▶ [Record list]:
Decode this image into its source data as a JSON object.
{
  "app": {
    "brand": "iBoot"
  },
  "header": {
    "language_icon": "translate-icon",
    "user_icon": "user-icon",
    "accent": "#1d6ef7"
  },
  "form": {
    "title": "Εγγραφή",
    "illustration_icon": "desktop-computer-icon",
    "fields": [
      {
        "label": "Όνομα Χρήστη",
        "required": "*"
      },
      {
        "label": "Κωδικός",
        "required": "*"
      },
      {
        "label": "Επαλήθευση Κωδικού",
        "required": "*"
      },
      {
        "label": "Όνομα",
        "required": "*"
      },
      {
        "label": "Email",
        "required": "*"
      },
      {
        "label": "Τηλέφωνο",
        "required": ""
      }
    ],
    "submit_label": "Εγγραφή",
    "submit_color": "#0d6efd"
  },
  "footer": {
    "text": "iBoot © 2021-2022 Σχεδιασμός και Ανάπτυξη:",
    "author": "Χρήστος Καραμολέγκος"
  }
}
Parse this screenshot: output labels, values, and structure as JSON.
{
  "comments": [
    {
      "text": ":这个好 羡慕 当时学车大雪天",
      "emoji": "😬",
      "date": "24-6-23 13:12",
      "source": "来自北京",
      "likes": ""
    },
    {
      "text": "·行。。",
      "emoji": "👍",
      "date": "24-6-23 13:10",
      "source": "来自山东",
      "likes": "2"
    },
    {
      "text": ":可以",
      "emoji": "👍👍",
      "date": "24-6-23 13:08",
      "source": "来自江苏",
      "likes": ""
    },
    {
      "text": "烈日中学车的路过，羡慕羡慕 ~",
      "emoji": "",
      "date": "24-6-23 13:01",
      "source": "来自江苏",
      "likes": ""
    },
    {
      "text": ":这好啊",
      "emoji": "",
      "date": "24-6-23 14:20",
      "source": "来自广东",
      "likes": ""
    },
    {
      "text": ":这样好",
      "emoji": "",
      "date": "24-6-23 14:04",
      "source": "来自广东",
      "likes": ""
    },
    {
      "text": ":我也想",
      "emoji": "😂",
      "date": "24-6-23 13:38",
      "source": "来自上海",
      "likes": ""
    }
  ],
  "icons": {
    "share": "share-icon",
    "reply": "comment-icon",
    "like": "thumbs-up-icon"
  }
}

▶ [Problem requirements]:
Of the lines above, how many hold the word "text"? Say the number alone.

▶ [Final result]:
8